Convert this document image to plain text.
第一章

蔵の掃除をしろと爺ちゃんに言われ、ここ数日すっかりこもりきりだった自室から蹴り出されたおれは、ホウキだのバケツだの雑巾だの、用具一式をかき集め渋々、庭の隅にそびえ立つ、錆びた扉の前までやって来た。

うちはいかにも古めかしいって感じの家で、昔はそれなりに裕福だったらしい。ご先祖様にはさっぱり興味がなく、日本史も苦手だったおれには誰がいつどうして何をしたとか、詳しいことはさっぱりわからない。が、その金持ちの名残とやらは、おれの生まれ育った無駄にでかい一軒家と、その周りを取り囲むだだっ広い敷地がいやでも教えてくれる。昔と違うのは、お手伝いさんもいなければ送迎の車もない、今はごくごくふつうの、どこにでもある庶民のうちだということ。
------------
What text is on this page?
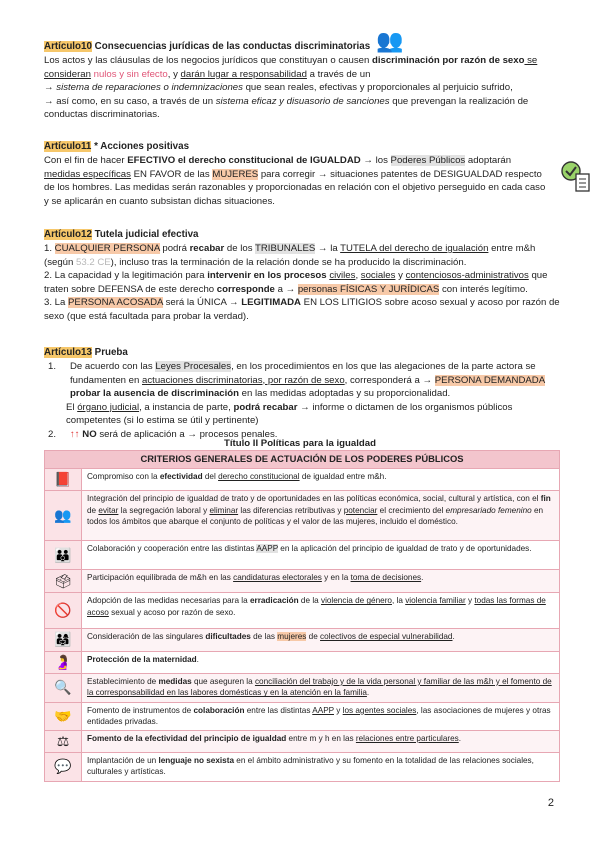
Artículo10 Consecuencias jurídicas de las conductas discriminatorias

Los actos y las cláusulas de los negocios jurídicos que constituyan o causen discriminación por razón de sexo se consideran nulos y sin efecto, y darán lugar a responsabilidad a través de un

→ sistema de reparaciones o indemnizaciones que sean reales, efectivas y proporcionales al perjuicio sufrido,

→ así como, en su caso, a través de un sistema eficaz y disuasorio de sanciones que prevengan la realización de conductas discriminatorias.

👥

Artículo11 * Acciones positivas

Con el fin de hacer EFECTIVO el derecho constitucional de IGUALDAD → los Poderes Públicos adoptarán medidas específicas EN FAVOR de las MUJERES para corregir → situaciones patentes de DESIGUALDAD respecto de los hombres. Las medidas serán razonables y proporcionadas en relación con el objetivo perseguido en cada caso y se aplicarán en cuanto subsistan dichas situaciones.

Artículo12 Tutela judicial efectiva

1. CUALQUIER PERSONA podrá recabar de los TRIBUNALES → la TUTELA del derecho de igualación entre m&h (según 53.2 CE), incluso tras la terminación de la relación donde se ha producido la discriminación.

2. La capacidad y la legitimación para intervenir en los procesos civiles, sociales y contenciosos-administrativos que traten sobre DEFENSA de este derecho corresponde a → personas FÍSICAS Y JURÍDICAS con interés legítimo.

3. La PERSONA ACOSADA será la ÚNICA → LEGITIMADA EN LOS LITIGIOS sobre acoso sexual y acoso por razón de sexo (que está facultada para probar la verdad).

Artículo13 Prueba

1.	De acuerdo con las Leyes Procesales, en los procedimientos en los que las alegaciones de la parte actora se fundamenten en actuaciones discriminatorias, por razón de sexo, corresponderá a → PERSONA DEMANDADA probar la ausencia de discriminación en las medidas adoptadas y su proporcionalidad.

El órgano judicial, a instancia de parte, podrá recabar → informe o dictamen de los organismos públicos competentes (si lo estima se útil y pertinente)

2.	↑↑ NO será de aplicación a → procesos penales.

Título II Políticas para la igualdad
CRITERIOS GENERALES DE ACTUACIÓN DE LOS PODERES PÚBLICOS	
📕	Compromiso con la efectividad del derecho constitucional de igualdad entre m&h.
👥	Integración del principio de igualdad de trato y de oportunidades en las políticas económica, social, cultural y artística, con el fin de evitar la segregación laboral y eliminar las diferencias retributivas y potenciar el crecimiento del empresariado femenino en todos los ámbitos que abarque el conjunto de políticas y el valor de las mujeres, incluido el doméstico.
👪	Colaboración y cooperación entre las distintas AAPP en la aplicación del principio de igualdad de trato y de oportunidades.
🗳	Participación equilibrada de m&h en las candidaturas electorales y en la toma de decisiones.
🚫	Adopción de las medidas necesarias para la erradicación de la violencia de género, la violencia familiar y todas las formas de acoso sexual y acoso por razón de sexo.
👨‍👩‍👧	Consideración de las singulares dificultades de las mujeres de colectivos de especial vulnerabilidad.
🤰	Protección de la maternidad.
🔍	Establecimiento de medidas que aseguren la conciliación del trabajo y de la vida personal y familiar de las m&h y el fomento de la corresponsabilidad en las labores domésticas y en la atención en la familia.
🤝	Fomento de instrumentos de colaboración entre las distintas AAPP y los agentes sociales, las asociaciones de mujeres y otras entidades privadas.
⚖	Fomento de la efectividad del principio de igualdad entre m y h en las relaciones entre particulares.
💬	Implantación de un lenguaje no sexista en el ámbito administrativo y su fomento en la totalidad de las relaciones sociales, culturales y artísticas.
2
------------
Copy, from the material above, each line in which the string "podrá" occurs.

FINISHED TASK:
1. CUALQUIER PERSONA podrá recabar de los TRIBUNALES → la TUTELA del derecho de igualación entre m&h (según 53.2 CE), incluso tras la terminación de la relación donde se ha producido la discriminación.
El órgano judicial, a instancia de parte, podrá recabar → informe o dictamen de los organismos públicos competentes (si lo estima se útil y pertinente)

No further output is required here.